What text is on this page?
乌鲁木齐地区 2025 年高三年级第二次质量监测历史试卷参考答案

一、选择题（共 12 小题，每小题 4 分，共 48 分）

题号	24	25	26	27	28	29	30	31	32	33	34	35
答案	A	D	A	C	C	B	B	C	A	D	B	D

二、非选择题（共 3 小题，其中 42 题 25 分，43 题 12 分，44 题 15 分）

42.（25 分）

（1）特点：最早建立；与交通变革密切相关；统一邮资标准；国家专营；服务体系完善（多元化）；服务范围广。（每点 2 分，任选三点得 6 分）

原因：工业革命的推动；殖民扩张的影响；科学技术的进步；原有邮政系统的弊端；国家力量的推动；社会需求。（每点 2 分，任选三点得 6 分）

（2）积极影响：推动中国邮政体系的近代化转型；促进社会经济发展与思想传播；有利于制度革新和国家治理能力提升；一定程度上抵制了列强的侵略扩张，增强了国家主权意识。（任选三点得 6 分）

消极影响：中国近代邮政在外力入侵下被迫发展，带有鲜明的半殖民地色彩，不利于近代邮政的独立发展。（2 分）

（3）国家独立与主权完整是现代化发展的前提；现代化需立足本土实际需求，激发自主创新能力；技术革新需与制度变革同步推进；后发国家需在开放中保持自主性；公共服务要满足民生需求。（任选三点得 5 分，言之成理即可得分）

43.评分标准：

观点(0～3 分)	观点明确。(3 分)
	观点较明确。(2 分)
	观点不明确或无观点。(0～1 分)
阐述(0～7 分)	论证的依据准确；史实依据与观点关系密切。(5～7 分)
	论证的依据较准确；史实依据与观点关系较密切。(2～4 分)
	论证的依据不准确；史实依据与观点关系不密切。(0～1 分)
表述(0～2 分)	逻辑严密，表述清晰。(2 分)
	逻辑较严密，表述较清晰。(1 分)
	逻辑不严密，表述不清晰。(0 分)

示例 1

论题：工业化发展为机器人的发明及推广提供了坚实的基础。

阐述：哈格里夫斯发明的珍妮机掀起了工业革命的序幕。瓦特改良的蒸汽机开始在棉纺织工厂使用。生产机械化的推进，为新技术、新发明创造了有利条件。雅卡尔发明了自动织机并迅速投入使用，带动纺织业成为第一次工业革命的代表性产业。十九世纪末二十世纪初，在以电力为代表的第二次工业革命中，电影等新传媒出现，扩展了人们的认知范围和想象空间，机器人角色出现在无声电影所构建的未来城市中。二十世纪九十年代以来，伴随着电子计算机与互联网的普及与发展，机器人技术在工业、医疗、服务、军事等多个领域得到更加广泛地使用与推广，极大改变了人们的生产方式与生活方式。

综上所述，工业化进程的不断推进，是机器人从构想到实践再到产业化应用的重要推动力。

=======

→ **Instructions for the task**
Write the entries again, exactly as they stand.

→ **Output of the exercise**
What text is on this page?
乌鲁木齐地区 2025 年高三年级第二次质量监测历史试卷参考答案

一、选择题（共 12 小题，每小题 4 分，共 48 分）

题号	24	25	26	27	28	29	30	31	32	33	34	35
答案	A	D	A	C	C	B	B	C	A	D	B	D

二、非选择题（共 3 小题，其中 42 题 25 分，43 题 12 分，44 题 15 分）

42.（25 分）

（1）特点：最早建立；与交通变革密切相关；统一邮资标准；国家专营；服务体系完善（多元化）；服务范围广。（每点 2 分，任选三点得 6 分）

原因：工业革命的推动；殖民扩张的影响；科学技术的进步；原有邮政系统的弊端；国家力量的推动；社会需求。（每点 2 分，任选三点得 6 分）

（2）积极影响：推动中国邮政体系的近代化转型；促进社会经济发展与思想传播；有利于制度革新和国家治理能力提升；一定程度上抵制了列强的侵略扩张，增强了国家主权意识。（任选三点得 6 分）

消极影响：中国近代邮政在外力入侵下被迫发展，带有鲜明的半殖民地色彩，不利于近代邮政的独立发展。（2 分）

（3）国家独立与主权完整是现代化发展的前提；现代化需立足本土实际需求，激发自主创新能力；技术革新需与制度变革同步推进；后发国家需在开放中保持自主性；公共服务要满足民生需求。（任选三点得 5 分，言之成理即可得分）

43.评分标准：

观点(0～3 分)	观点明确。(3 分)
	观点较明确。(2 分)
	观点不明确或无观点。(0～1 分)
阐述(0～7 分)	论证的依据准确；史实依据与观点关系密切。(5～7 分)
	论证的依据较准确；史实依据与观点关系较密切。(2～4 分)
	论证的依据不准确；史实依据与观点关系不密切。(0～1 分)
表述(0～2 分)	逻辑严密，表述清晰。(2 分)
	逻辑较严密，表述较清晰。(1 分)
	逻辑不严密，表述不清晰。(0 分)

示例 1

论题：工业化发展为机器人的发明及推广提供了坚实的基础。

阐述：哈格里夫斯发明的珍妮机掀起了工业革命的序幕。瓦特改良的蒸汽机开始在棉纺织工厂使用。生产机械化的推进，为新技术、新发明创造了有利条件。雅卡尔发明了自动织机并迅速投入使用，带动纺织业成为第一次工业革命的代表性产业。十九世纪末二十世纪初，在以电力为代表的第二次工业革命中，电影等新传媒出现，扩展了人们的认知范围和想象空间，机器人角色出现在无声电影所构建的未来城市中。二十世纪九十年代以来，伴随着电子计算机与互联网的普及与发展，机器人技术在工业、医疗、服务、军事等多个领域得到更加广泛地使用与推广，极大改变了人们的生产方式与生活方式。

综上所述，工业化进程的不断推进，是机器人从构想到实践再到产业化应用的重要推动力。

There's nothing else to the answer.